**Exercise:**
Write out the entries below once more, exactly, with the pictures left out.

Stored data entries:
++++++++++
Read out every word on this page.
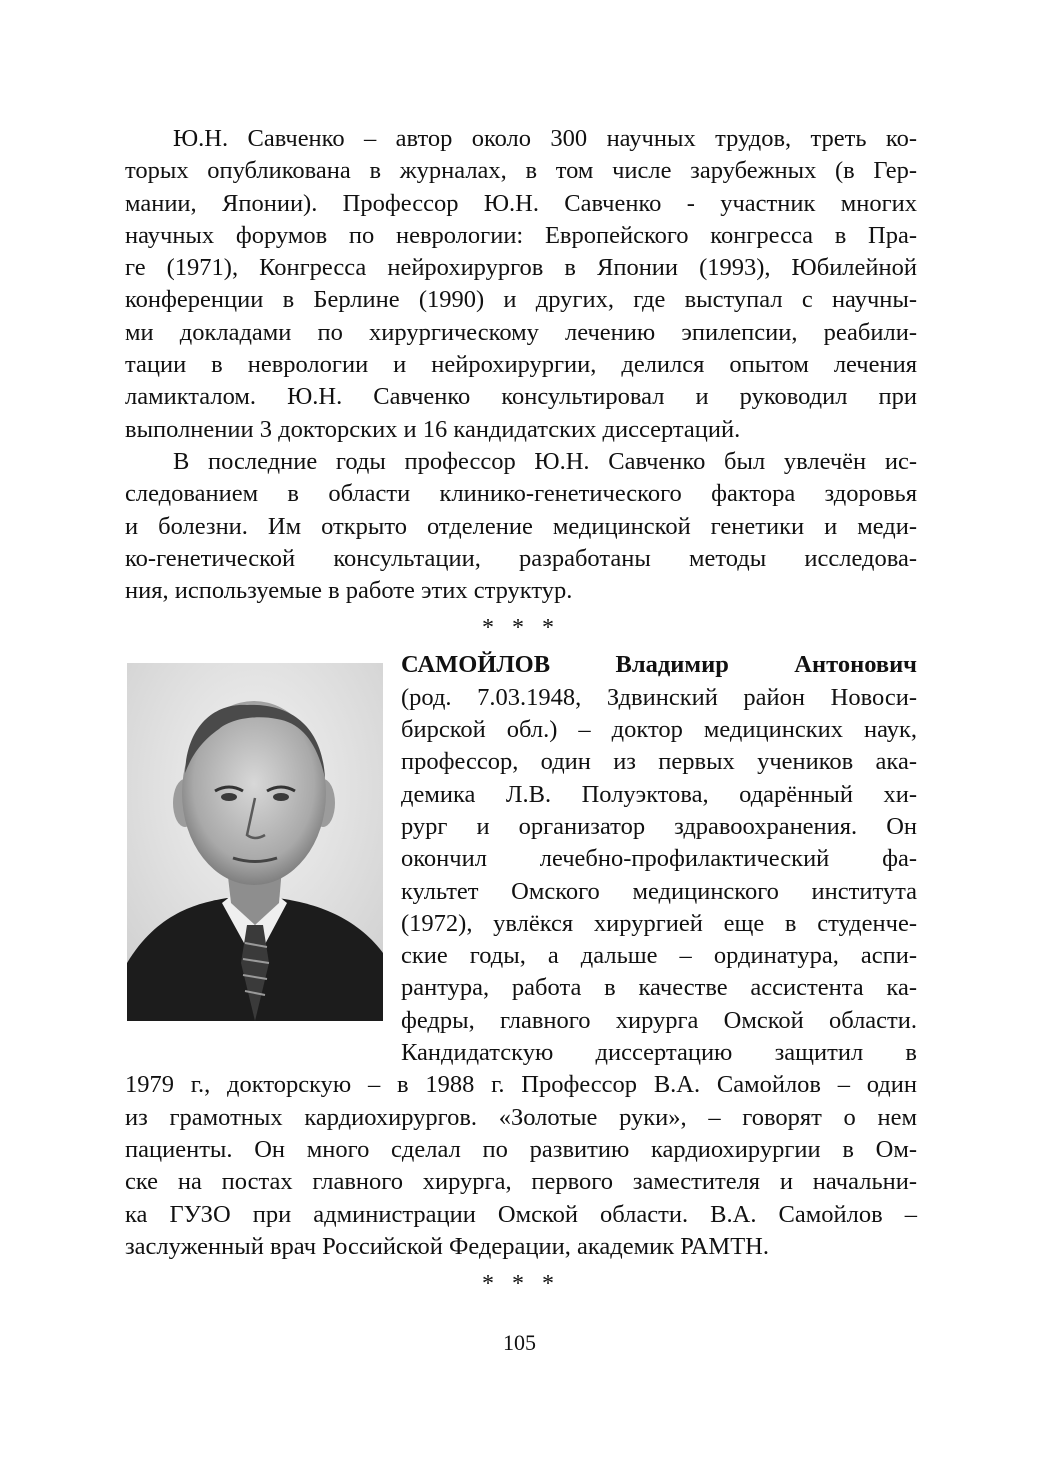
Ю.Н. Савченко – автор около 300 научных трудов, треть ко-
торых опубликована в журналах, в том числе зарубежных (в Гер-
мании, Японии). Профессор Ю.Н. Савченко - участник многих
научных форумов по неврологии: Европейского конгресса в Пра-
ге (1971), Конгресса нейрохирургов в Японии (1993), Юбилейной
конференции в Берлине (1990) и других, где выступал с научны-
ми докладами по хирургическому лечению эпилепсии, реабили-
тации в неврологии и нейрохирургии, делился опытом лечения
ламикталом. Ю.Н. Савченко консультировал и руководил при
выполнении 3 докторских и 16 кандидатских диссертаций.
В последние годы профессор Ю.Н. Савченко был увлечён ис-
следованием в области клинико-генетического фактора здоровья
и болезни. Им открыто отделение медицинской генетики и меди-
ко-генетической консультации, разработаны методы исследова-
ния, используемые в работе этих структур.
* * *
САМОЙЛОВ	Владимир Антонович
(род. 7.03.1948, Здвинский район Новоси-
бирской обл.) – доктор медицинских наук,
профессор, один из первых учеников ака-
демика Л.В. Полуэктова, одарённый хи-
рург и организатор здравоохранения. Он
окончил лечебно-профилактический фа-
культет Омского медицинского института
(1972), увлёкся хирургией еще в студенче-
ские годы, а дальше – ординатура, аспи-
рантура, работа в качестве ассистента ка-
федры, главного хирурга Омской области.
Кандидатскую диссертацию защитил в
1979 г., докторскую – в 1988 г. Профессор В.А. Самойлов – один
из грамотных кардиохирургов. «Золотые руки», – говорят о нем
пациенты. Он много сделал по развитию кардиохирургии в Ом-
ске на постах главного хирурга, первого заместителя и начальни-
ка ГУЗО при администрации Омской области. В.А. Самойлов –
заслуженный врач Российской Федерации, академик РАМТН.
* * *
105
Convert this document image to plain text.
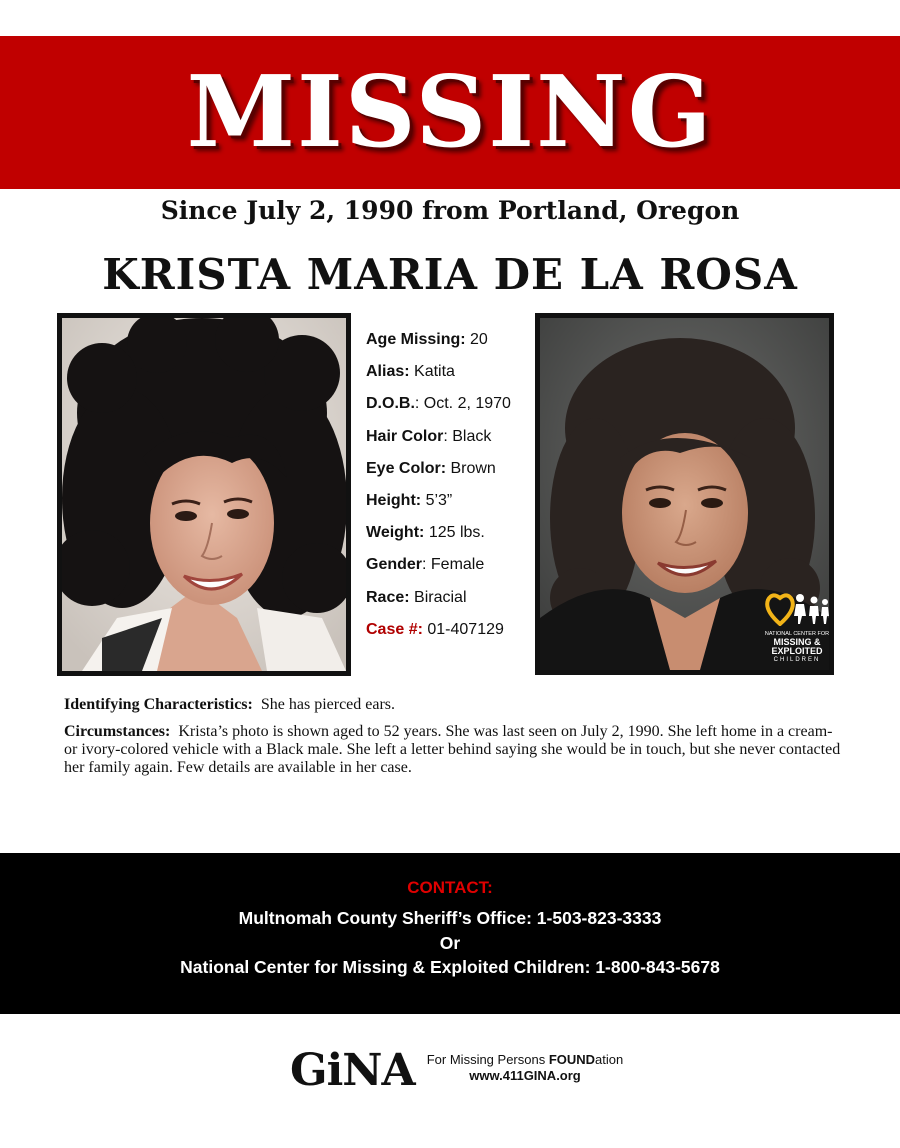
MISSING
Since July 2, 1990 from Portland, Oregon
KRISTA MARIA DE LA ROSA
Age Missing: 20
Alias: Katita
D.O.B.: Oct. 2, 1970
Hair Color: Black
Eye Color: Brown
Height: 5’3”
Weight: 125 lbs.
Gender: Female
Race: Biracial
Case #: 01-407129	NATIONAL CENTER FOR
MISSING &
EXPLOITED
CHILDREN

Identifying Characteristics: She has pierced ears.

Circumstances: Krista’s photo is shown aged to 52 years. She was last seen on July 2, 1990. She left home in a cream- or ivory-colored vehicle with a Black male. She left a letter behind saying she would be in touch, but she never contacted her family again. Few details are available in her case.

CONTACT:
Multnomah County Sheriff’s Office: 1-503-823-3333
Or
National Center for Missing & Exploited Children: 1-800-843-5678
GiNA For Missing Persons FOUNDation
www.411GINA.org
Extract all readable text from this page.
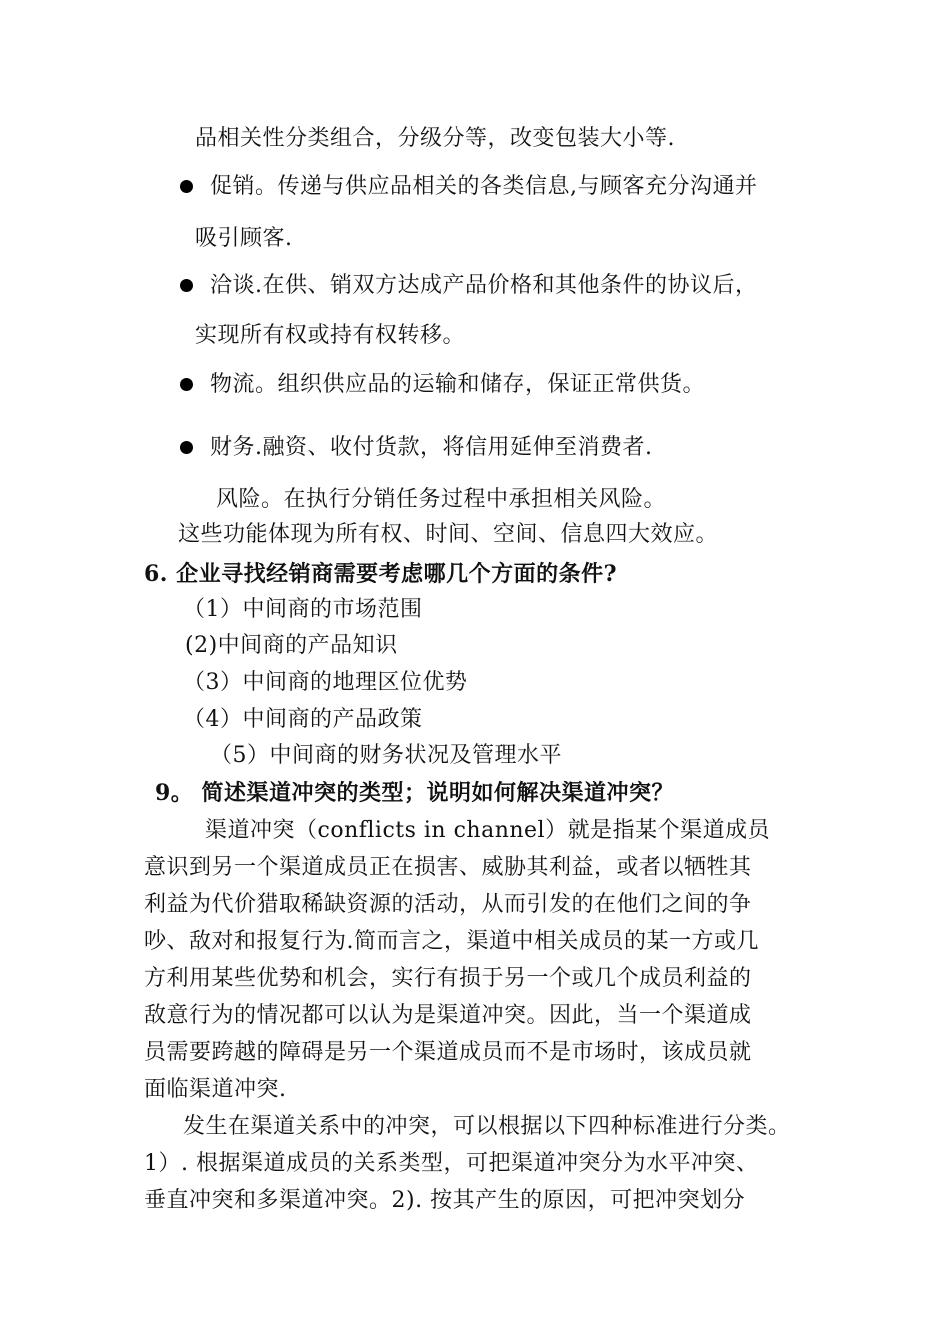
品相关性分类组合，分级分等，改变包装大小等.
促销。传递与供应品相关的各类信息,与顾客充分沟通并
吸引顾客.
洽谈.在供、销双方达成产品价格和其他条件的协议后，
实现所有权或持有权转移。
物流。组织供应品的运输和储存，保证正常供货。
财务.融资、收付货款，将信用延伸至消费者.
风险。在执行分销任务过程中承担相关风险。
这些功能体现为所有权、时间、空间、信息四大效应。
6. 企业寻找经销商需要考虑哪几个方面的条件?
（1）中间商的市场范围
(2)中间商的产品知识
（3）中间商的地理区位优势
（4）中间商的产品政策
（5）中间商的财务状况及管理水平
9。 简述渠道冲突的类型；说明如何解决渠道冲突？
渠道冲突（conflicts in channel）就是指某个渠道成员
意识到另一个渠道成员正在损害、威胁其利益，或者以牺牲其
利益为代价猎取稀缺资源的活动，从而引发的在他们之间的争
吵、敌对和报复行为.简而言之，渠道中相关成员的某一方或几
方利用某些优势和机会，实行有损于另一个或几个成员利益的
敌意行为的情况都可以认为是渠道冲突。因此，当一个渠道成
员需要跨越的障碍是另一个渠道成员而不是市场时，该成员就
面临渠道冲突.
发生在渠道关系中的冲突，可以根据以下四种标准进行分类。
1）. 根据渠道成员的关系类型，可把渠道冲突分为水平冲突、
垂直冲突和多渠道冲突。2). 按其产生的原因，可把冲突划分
++++++++++
**Result:**
Read out every word on this page.
Ю.Н. Савченко – автор около 300 научных трудов, треть ко-
торых опубликована в журналах, в том числе зарубежных (в Гер-
мании, Японии). Профессор Ю.Н. Савченко - участник многих
научных форумов по неврологии: Европейского конгресса в Пра-
ге (1971), Конгресса нейрохирургов в Японии (1993), Юбилейной
конференции в Берлине (1990) и других, где выступал с научны-
ми докладами по хирургическому лечению эпилепсии, реабили-
тации в неврологии и нейрохирургии, делился опытом лечения
ламикталом. Ю.Н. Савченко консультировал и руководил при
выполнении 3 докторских и 16 кандидатских диссертаций.
В последние годы профессор Ю.Н. Савченко был увлечён ис-
следованием в области клинико-генетического фактора здоровья
и болезни. Им открыто отделение медицинской генетики и меди-
ко-генетической консультации, разработаны методы исследова-
ния, используемые в работе этих структур.
* * *
САМОЙЛОВ	Владимир Антонович
(род. 7.03.1948, Здвинский район Новоси-
бирской обл.) – доктор медицинских наук,
профессор, один из первых учеников ака-
демика Л.В. Полуэктова, одарённый хи-
рург и организатор здравоохранения. Он
окончил лечебно-профилактический фа-
культет Омского медицинского института
(1972), увлёкся хирургией еще в студенче-
ские годы, а дальше – ординатура, аспи-
рантура, работа в качестве ассистента ка-
федры, главного хирурга Омской области.
Кандидатскую диссертацию защитил в
1979 г., докторскую – в 1988 г. Профессор В.А. Самойлов – один
из грамотных кардиохирургов. «Золотые руки», – говорят о нем
пациенты. Он много сделал по развитию кардиохирургии в Ом-
ске на постах главного хирурга, первого заместителя и начальни-
ка ГУЗО при администрации Омской области. В.А. Самойлов –
заслуженный врач Российской Федерации, академик РАМТН.
* * *
105
Convert this document image to plain text.
MISSING
Since July 2, 1990 from Portland, Oregon
KRISTA MARIA DE LA ROSA
Age Missing: 20
Alias: Katita
D.O.B.: Oct. 2, 1970
Hair Color: Black
Eye Color: Brown
Height: 5’3”
Weight: 125 lbs.
Gender: Female
Race: Biracial
Case #: 01-407129	NATIONAL CENTER FOR
MISSING &
EXPLOITED
CHILDREN

Identifying Characteristics: She has pierced ears.

Circumstances: Krista’s photo is shown aged to 52 years. She was last seen on July 2, 1990. She left home in a cream- or ivory-colored vehicle with a Black male. She left a letter behind saying she would be in touch, but she never contacted her family again. Few details are available in her case.

CONTACT:
Multnomah County Sheriff’s Office: 1-503-823-3333
Or
National Center for Missing & Exploited Children: 1-800-843-5678
GiNA For Missing Persons FOUNDation
www.411GINA.org
Extract all readable text from this page.
品相关性分类组合，分级分等，改变包装大小等.
促销。传递与供应品相关的各类信息,与顾客充分沟通并
吸引顾客.
洽谈.在供、销双方达成产品价格和其他条件的协议后，
实现所有权或持有权转移。
物流。组织供应品的运输和储存，保证正常供货。
财务.融资、收付货款，将信用延伸至消费者.
风险。在执行分销任务过程中承担相关风险。
这些功能体现为所有权、时间、空间、信息四大效应。
6. 企业寻找经销商需要考虑哪几个方面的条件?
（1）中间商的市场范围
(2)中间商的产品知识
（3）中间商的地理区位优势
（4）中间商的产品政策
（5）中间商的财务状况及管理水平
9。 简述渠道冲突的类型；说明如何解决渠道冲突？
渠道冲突（conflicts in channel）就是指某个渠道成员
意识到另一个渠道成员正在损害、威胁其利益，或者以牺牲其
利益为代价猎取稀缺资源的活动，从而引发的在他们之间的争
吵、敌对和报复行为.简而言之，渠道中相关成员的某一方或几
方利用某些优势和机会，实行有损于另一个或几个成员利益的
敌意行为的情况都可以认为是渠道冲突。因此，当一个渠道成
员需要跨越的障碍是另一个渠道成员而不是市场时，该成员就
面临渠道冲突.
发生在渠道关系中的冲突，可以根据以下四种标准进行分类。
1）. 根据渠道成员的关系类型，可把渠道冲突分为水平冲突、
垂直冲突和多渠道冲突。2). 按其产生的原因，可把冲突划分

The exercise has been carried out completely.